→ **The task**
Repeat, exactly and only, the lines from the one containing "Extract the structured" to the last line, inclusive; do not repeat the pictures.

→ **Input records**

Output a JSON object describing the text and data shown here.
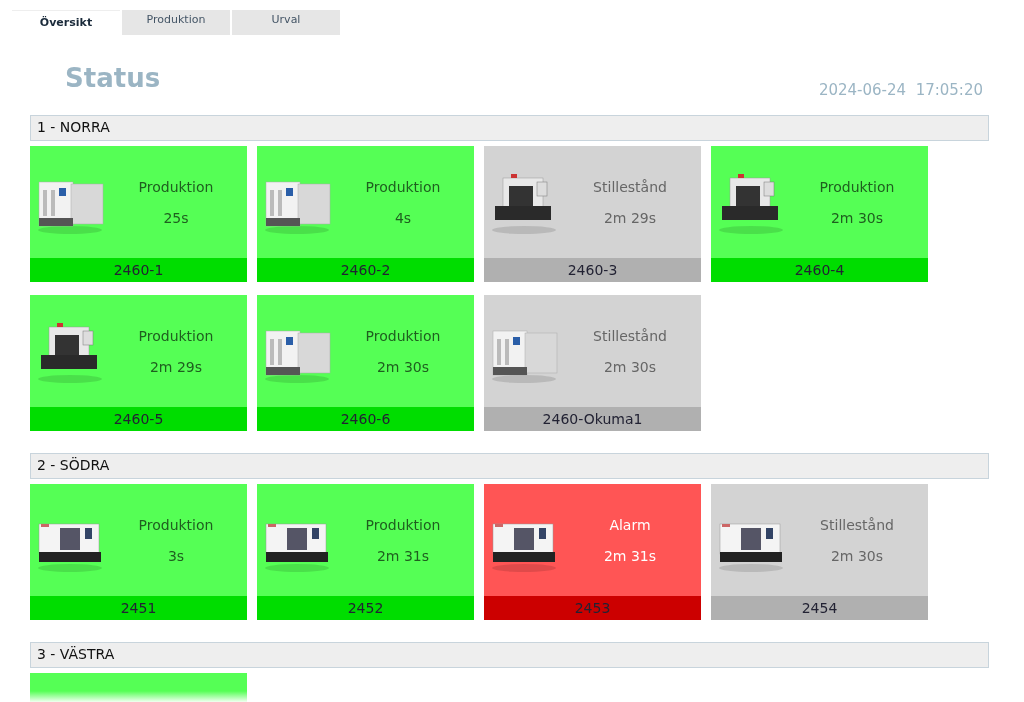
{
  "tabs": [
    {
      "label": "Översikt",
      "selected": true
    },
    {
      "label": "Produktion",
      "selected": false
    },
    {
      "label": "Urval",
      "selected": false
    }
  ],
  "title": "Status",
  "date": "2024-06-24",
  "time": "17:05:20",
  "groups": [
    {
      "name": "1 - NORRA",
      "machines": [
        {
          "kind": "production",
          "state": "Produktion",
          "duration": "25s",
          "id": "2460-1"
        },
        {
          "kind": "production",
          "state": "Produktion",
          "duration": "4s",
          "id": "2460-2"
        },
        {
          "kind": "idle",
          "state": "Stillestånd",
          "duration": "2m 29s",
          "id": "2460-3"
        },
        {
          "kind": "production",
          "state": "Produktion",
          "duration": "2m 30s",
          "id": "2460-4"
        },
        {
          "kind": "production",
          "state": "Produktion",
          "duration": "2m 29s",
          "id": "2460-5"
        },
        {
          "kind": "production",
          "state": "Produktion",
          "duration": "2m 30s",
          "id": "2460-6"
        },
        {
          "kind": "idle",
          "state": "Stillestånd",
          "duration": "2m 30s",
          "id": "2460-Okuma1"
        }
      ]
    },
    {
      "name": "2 - SÖDRA",
      "machines": [
        {
          "kind": "production",
          "state": "Produktion",
          "duration": "3s",
          "id": "2451"
        },
        {
          "kind": "production",
          "state": "Produktion",
          "duration": "2m 31s",
          "id": "2452"
        },
        {
          "kind": "alarm",
          "state": "Alarm",
          "duration": "2m 31s",
          "id": "2453"
        },
        {
          "kind": "idle",
          "state": "Stillestånd",
          "duration": "2m 30s",
          "id": "2454"
        }
      ]
    },
    {
      "name": "3 - VÄSTRA",
      "machines": [
        {
          "kind": "production"
        }
      ]
    }
  ]
}
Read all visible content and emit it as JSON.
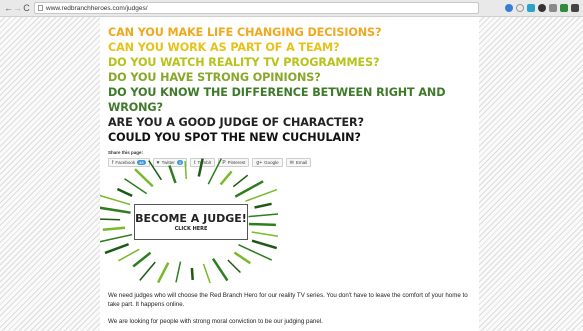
{
  "browser": {
    "back": "←",
    "forward": "→",
    "reload": "C",
    "url": "www.redbranchheroes.com/judges/"
  },
  "headlines": [
    {
      "text": "CAN YOU MAKE LIFE CHANGING DECISIONS?",
      "color": "#f0a81e"
    },
    {
      "text": "CAN YOU WORK AS PART OF A TEAM?",
      "color": "#e6c31a"
    },
    {
      "text": "DO YOU WATCH REALITY TV PROGRAMMES?",
      "color": "#b7c21b"
    },
    {
      "text": "DO YOU HAVE STRONG OPINIONS?",
      "color": "#87a82a"
    },
    {
      "text": "DO YOU KNOW THE DIFFERENCE BETWEEN RIGHT AND",
      "color": "#3f7a2a"
    },
    {
      "text": "WRONG?",
      "color": "#3f7a2a"
    },
    {
      "text": "ARE YOU A GOOD JUDGE OF CHARACTER?",
      "color": "#222222"
    },
    {
      "text": "COULD YOU SPOT THE NEW CUCHULAIN?",
      "color": "#111111"
    }
  ],
  "share": {
    "label": "Share this page:",
    "buttons": [
      {
        "icon": "f",
        "icon_name": "facebook-icon",
        "label": "Facebook",
        "count": "48"
      },
      {
        "icon": "♥",
        "icon_name": "twitter-icon",
        "label": "Twitter",
        "count": "3"
      },
      {
        "icon": "t",
        "icon_name": "tumblr-icon",
        "label": "Tumblr"
      },
      {
        "icon": "P",
        "icon_name": "pinterest-icon",
        "label": "Pinterest"
      },
      {
        "icon": "g+",
        "icon_name": "google-plus-icon",
        "label": "Google"
      },
      {
        "icon": "✉",
        "icon_name": "email-icon",
        "label": "Email"
      }
    ]
  },
  "banner": {
    "title": "BECOME A JUDGE!",
    "subtitle": "CLICK HERE",
    "ray_colors": [
      "#2e7d1f",
      "#7ab929",
      "#1c5a14"
    ]
  },
  "body_text": {
    "para1": "We need judges who will choose the Red Branch Hero for our reality TV series. You don't have to leave the comfort of your home to take part. It happens online.",
    "para2": "We are looking for people with strong moral conviction to be our judging panel."
  }
}
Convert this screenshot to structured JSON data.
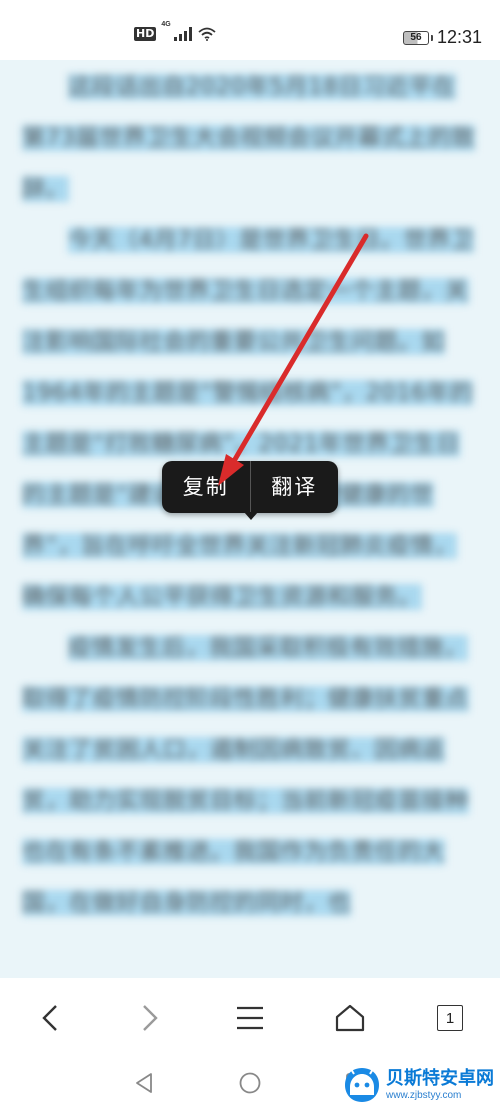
{
  "status_bar": {
    "network_hd": "HD",
    "network_gen": "4G",
    "battery_level": "56",
    "time": "12:31",
    "icons": [
      "hd-icon",
      "signal-icon",
      "wifi-icon",
      "battery-icon"
    ]
  },
  "article": {
    "paragraphs": [
      "这段话出自2020年5月18日习近平在第73届世界卫生大会视频会议开幕式上的致辞。",
      "今天（4月7日）是世界卫生日。世界卫生组织每年为世界卫生日选定一个主题，关注影响国际社会的重要公共卫生问题。如1964年的主题是“警惕结核病”，2016年的主题是“打败糖尿病”。2021年世界卫生日的主题是“建设一个更公平、更健康的世界”，旨在呼吁全世界关注新冠肺炎疫情，确保每个人公平获得卫生资源和服务。",
      "疫情发生后，我国采取积极有效措施，取得了疫情防控阶段性胜利；健康扶贫重点关注了贫困人口，遏制因病致贫、因病返贫，助力实现脱贫目标；当前新冠疫苗接种也在有条不紊推进。我国作为负责任的大国，在做好自身防控的同时，也"
    ],
    "selection_color": "#a9d8ef"
  },
  "popup": {
    "copy_label": "复制",
    "translate_label": "翻译"
  },
  "annotation": {
    "arrow_color": "#d92b2b"
  },
  "browser_toolbar": {
    "icons": [
      "back-icon",
      "forward-icon",
      "menu-icon",
      "home-icon",
      "tabs-icon"
    ],
    "tab_count": "1"
  },
  "system_nav": {
    "icons": [
      "system-back-icon",
      "system-home-icon",
      "system-recents-icon"
    ]
  },
  "watermark": {
    "title": "贝斯特安卓网",
    "url": "www.zjbstyy.com"
  }
}
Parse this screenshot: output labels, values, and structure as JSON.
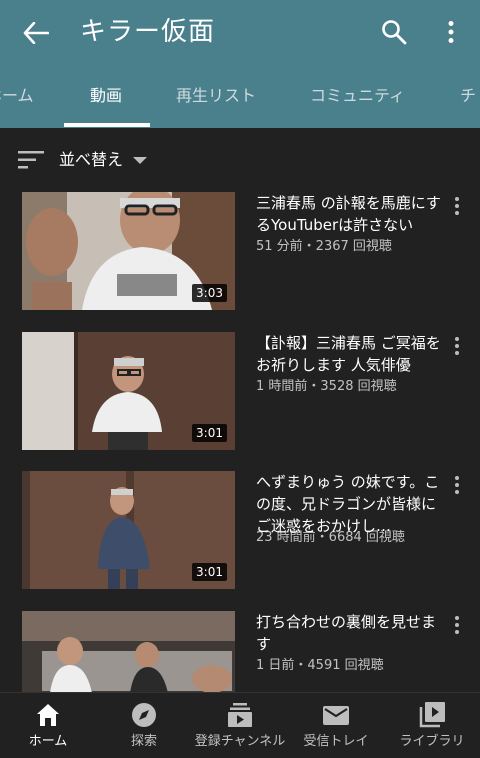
{
  "header": {
    "title": "キラー仮面",
    "back_icon": "arrow-left-icon",
    "search_icon": "search-icon",
    "more_icon": "more-vert-icon",
    "color": "#4a7f8c"
  },
  "tabs": [
    {
      "label": "ホーム"
    },
    {
      "label": "動画"
    },
    {
      "label": "再生リスト"
    },
    {
      "label": "コミュニティ"
    },
    {
      "label": "チ"
    }
  ],
  "sort": {
    "label": "並べ替え"
  },
  "videos": [
    {
      "title": "三浦春馬 の訃報を馬鹿にするYouTuberは許さない",
      "meta": "51 分前・2367 回視聴",
      "duration": "3:03"
    },
    {
      "title": "【訃報】三浦春馬 ご冥福をお祈りします 人気俳優",
      "meta": "1 時間前・3528 回視聴",
      "duration": "3:01"
    },
    {
      "title": "へずまりゅう の妹です。この度、兄ドラゴンが皆様にご迷惑をおかけし…",
      "meta": "23 時間前・6684 回視聴",
      "duration": "3:01"
    },
    {
      "title": "打ち合わせの裏側を見せます",
      "meta": "1 日前・4591 回視聴",
      "duration": ""
    }
  ],
  "nav": [
    {
      "label": "ホーム",
      "icon": "home-icon"
    },
    {
      "label": "探索",
      "icon": "explore-icon"
    },
    {
      "label": "登録チャンネル",
      "icon": "subscriptions-icon"
    },
    {
      "label": "受信トレイ",
      "icon": "inbox-icon"
    },
    {
      "label": "ライブラリ",
      "icon": "library-icon"
    }
  ]
}
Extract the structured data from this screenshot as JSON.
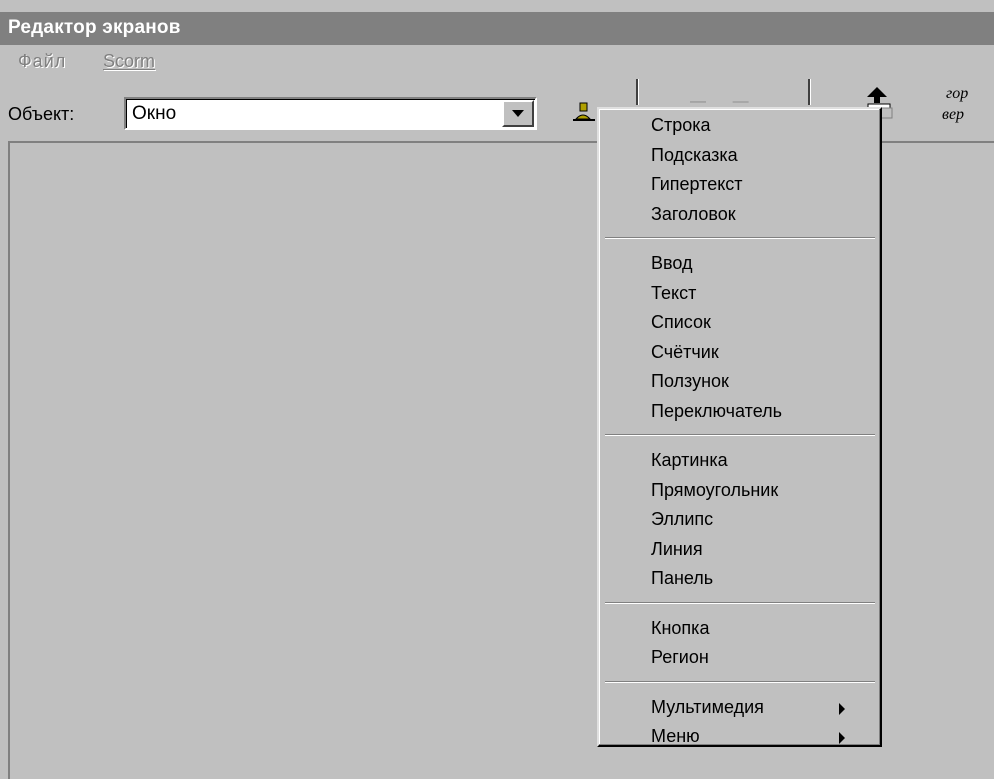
{
  "window": {
    "title": "Редактор экранов"
  },
  "menubar": {
    "items": [
      "Файл",
      "Scorm"
    ]
  },
  "toolbar": {
    "object_label": "Объект:",
    "object_value": "Окно",
    "side_labels": [
      "гор",
      "вер"
    ]
  },
  "context_menu": {
    "groups": [
      [
        "Строка",
        "Подсказка",
        "Гипертекст",
        "Заголовок"
      ],
      [
        "Ввод",
        "Текст",
        "Список",
        "Счётчик",
        "Ползунок",
        "Переключатель"
      ],
      [
        "Картинка",
        "Прямоугольник",
        "Эллипс",
        "Линия",
        "Панель"
      ],
      [
        "Кнопка",
        "Регион"
      ],
      [
        "Мультимедия",
        "Меню"
      ]
    ]
  },
  "colors": {
    "face": "#c0c0c0",
    "title_inactive": "#808080",
    "shadow": "#808080",
    "highlight": "#ffffff"
  },
  "icons": [
    "combo-dropdown-arrow-icon",
    "person-tool-icon",
    "bring-to-front-icon",
    "submenu-arrow-icon"
  ]
}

→ **Result of the exercise**
Extract the structured data from this screenshot as JSON.
{
  "window": {
    "title": "Редактор экранов"
  },
  "menubar": {
    "items": [
      "Файл",
      "Scorm"
    ]
  },
  "toolbar": {
    "object_label": "Объект:",
    "object_value": "Окно",
    "side_labels": [
      "гор",
      "вер"
    ]
  },
  "context_menu": {
    "groups": [
      [
        "Строка",
        "Подсказка",
        "Гипертекст",
        "Заголовок"
      ],
      [
        "Ввод",
        "Текст",
        "Список",
        "Счётчик",
        "Ползунок",
        "Переключатель"
      ],
      [
        "Картинка",
        "Прямоугольник",
        "Эллипс",
        "Линия",
        "Панель"
      ],
      [
        "Кнопка",
        "Регион"
      ],
      [
        "Мультимедия",
        "Меню"
      ]
    ]
  },
  "colors": {
    "face": "#c0c0c0",
    "title_inactive": "#808080",
    "shadow": "#808080",
    "highlight": "#ffffff"
  },
  "icons": [
    "combo-dropdown-arrow-icon",
    "person-tool-icon",
    "bring-to-front-icon",
    "submenu-arrow-icon"
  ]
}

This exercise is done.